--- Dataset records ---

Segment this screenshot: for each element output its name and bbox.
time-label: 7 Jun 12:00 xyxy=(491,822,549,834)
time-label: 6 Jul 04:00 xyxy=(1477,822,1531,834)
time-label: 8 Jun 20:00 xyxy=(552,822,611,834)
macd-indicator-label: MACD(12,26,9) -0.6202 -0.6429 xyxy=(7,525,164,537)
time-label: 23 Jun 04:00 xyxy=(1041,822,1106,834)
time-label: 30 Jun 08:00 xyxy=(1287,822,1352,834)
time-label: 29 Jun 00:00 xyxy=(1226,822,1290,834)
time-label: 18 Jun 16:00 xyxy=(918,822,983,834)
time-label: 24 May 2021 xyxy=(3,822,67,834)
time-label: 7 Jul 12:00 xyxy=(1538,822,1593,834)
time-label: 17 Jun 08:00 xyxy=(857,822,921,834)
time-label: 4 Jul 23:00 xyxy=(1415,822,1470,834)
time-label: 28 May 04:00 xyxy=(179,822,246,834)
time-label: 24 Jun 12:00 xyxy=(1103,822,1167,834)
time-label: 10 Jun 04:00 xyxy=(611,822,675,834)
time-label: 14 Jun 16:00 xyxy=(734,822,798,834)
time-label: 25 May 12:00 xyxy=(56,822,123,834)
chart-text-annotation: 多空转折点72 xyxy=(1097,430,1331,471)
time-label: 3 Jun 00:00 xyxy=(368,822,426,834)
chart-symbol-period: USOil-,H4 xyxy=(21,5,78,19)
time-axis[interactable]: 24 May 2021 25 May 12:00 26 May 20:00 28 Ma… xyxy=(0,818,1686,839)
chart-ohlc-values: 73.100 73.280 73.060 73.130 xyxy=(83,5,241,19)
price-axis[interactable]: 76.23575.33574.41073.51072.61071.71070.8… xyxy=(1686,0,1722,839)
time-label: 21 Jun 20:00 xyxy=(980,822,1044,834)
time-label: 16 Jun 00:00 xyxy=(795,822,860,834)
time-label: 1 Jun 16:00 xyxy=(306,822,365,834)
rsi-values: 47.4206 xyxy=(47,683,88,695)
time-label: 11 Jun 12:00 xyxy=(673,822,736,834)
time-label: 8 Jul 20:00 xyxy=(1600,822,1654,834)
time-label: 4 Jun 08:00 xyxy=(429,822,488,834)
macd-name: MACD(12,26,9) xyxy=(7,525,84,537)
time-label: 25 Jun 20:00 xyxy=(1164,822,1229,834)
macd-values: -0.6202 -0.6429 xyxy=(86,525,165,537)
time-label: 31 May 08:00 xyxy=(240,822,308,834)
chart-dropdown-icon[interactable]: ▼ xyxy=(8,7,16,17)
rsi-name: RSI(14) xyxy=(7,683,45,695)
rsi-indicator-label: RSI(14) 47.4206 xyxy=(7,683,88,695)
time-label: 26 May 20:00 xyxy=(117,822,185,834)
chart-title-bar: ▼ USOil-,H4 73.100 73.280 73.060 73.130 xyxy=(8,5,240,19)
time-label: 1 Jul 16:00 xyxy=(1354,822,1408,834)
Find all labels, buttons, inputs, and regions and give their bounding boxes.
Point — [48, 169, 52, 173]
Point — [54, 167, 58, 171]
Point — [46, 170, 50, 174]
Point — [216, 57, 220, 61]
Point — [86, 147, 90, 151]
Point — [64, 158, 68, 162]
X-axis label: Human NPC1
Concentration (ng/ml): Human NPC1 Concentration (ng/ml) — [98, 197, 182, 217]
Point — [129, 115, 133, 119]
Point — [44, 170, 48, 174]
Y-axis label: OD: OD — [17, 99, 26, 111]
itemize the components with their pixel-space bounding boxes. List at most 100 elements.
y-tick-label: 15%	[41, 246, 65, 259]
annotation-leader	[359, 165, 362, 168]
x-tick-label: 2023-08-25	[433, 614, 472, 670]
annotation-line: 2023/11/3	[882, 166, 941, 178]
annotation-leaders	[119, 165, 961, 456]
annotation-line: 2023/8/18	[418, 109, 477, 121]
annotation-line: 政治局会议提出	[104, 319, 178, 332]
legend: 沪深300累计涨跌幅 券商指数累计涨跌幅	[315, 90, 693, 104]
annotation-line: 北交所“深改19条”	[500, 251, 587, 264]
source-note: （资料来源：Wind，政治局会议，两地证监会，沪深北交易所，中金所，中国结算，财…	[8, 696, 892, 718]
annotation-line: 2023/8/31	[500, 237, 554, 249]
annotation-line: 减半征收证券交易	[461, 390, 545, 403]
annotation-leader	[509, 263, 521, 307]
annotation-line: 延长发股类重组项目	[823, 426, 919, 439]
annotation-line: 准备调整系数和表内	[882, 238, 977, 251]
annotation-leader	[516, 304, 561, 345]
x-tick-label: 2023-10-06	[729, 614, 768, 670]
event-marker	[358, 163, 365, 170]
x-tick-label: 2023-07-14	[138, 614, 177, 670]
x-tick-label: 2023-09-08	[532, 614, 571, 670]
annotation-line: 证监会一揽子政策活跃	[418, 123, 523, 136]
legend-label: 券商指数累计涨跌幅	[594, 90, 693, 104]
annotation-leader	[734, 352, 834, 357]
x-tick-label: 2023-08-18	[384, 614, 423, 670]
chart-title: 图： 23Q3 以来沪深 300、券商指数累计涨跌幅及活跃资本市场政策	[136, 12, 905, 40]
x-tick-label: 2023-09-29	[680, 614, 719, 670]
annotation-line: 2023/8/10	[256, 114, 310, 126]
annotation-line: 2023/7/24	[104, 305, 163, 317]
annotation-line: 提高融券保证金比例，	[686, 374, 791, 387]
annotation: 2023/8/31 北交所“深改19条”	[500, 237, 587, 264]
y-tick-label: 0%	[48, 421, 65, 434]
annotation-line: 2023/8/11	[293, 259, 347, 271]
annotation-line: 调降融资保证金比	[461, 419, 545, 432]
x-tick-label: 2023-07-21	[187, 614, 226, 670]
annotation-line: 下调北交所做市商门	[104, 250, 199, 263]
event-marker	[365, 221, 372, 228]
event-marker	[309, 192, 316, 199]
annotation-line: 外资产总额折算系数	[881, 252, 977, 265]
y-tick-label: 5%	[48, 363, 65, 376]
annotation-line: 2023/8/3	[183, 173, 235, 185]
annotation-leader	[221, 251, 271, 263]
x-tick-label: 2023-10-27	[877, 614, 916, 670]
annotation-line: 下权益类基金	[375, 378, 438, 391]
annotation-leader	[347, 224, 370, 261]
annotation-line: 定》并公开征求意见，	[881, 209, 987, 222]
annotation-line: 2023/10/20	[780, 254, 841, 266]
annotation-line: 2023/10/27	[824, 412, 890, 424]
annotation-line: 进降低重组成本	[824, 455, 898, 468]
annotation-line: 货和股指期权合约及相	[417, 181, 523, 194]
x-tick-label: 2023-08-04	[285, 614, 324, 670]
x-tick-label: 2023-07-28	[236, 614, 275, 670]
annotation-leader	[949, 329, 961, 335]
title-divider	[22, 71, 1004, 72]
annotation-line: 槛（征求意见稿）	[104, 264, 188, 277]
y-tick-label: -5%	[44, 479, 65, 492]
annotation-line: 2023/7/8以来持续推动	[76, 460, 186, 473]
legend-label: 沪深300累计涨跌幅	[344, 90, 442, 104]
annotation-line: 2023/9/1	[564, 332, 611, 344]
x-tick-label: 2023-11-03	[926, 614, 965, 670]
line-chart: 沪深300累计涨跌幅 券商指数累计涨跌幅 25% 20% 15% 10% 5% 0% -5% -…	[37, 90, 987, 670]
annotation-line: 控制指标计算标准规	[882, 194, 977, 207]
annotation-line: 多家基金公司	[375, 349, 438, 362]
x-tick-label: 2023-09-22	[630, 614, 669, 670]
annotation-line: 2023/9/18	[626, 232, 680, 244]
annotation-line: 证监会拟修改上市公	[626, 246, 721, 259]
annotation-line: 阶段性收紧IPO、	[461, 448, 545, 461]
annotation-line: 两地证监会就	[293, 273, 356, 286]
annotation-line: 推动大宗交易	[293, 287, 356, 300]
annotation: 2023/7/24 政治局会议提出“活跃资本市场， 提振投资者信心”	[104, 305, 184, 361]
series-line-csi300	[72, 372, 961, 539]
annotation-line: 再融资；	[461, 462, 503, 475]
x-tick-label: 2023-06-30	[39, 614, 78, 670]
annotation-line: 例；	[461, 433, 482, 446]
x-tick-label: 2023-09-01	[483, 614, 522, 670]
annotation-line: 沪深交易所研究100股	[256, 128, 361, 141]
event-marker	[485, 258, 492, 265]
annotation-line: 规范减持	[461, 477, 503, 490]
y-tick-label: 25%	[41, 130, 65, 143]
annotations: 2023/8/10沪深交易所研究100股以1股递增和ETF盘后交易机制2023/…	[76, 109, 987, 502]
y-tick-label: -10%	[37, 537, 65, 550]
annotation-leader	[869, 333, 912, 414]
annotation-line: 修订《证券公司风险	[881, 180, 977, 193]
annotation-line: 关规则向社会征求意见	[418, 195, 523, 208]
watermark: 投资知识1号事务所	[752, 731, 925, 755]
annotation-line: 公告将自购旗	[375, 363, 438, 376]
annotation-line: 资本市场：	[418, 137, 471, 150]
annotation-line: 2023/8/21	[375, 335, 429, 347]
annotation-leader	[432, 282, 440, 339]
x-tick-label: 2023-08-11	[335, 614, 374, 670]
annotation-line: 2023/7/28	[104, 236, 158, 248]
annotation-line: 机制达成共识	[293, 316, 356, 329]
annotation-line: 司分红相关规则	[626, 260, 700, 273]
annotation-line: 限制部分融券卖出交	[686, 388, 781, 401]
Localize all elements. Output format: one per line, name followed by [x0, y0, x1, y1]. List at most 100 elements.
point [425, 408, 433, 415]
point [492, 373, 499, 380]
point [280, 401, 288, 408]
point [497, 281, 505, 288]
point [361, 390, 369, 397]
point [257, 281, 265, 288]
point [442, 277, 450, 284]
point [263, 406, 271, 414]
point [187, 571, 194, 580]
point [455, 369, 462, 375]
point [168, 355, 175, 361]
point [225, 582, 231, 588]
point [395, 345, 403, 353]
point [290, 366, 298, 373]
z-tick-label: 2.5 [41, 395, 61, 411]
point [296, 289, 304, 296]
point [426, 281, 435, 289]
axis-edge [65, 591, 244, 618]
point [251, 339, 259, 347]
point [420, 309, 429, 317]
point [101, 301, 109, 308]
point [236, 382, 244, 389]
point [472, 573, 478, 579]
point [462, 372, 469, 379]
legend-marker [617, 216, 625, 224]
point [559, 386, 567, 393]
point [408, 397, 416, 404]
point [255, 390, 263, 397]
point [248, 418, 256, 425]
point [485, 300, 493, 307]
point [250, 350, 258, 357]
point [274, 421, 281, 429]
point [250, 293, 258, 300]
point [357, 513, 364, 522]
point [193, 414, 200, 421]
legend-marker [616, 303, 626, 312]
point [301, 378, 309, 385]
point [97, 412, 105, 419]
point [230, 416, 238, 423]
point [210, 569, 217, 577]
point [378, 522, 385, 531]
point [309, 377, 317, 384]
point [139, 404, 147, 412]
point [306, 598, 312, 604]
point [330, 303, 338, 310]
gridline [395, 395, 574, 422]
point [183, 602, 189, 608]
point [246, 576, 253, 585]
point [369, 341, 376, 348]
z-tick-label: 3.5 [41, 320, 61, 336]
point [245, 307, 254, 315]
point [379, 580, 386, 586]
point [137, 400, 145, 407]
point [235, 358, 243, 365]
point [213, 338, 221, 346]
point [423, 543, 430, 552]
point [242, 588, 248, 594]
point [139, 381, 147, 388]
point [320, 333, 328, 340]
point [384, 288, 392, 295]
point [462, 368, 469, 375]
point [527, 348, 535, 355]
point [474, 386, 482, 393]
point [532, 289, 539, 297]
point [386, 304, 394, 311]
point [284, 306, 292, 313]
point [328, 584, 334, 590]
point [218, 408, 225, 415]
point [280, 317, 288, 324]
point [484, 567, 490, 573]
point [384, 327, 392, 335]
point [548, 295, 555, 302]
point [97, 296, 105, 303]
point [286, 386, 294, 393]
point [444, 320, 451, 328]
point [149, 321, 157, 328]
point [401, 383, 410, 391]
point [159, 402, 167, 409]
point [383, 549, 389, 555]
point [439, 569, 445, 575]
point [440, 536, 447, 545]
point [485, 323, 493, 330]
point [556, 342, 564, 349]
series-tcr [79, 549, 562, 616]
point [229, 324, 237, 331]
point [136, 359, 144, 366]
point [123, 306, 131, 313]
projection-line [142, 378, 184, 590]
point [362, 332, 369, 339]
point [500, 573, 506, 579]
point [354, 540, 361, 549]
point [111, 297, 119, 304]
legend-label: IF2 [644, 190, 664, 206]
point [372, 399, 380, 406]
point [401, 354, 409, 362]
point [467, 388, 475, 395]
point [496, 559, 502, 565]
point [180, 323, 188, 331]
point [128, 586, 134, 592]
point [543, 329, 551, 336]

---

» Given task
Return, without any changes, every line of the listing above from its first line up to and including the line that contains "chart-symbol-period: USOil-,H4 xyxy=(21,5,78,19)".

» Completed task
Segment this screenshot: for each element output its name and bbox.
time-label: 7 Jun 12:00 xyxy=(491,822,549,834)
time-label: 6 Jul 04:00 xyxy=(1477,822,1531,834)
time-label: 8 Jun 20:00 xyxy=(552,822,611,834)
macd-indicator-label: MACD(12,26,9) -0.6202 -0.6429 xyxy=(7,525,164,537)
time-label: 23 Jun 04:00 xyxy=(1041,822,1106,834)
time-label: 30 Jun 08:00 xyxy=(1287,822,1352,834)
time-label: 29 Jun 00:00 xyxy=(1226,822,1290,834)
time-label: 18 Jun 16:00 xyxy=(918,822,983,834)
time-label: 24 May 2021 xyxy=(3,822,67,834)
time-label: 7 Jul 12:00 xyxy=(1538,822,1593,834)
time-label: 17 Jun 08:00 xyxy=(857,822,921,834)
time-label: 4 Jul 23:00 xyxy=(1415,822,1470,834)
time-label: 28 May 04:00 xyxy=(179,822,246,834)
time-label: 24 Jun 12:00 xyxy=(1103,822,1167,834)
time-label: 10 Jun 04:00 xyxy=(611,822,675,834)
time-label: 14 Jun 16:00 xyxy=(734,822,798,834)
time-label: 25 May 12:00 xyxy=(56,822,123,834)
chart-text-annotation: 多空转折点72 xyxy=(1097,430,1331,471)
time-label: 3 Jun 00:00 xyxy=(368,822,426,834)
chart-symbol-period: USOil-,H4 xyxy=(21,5,78,19)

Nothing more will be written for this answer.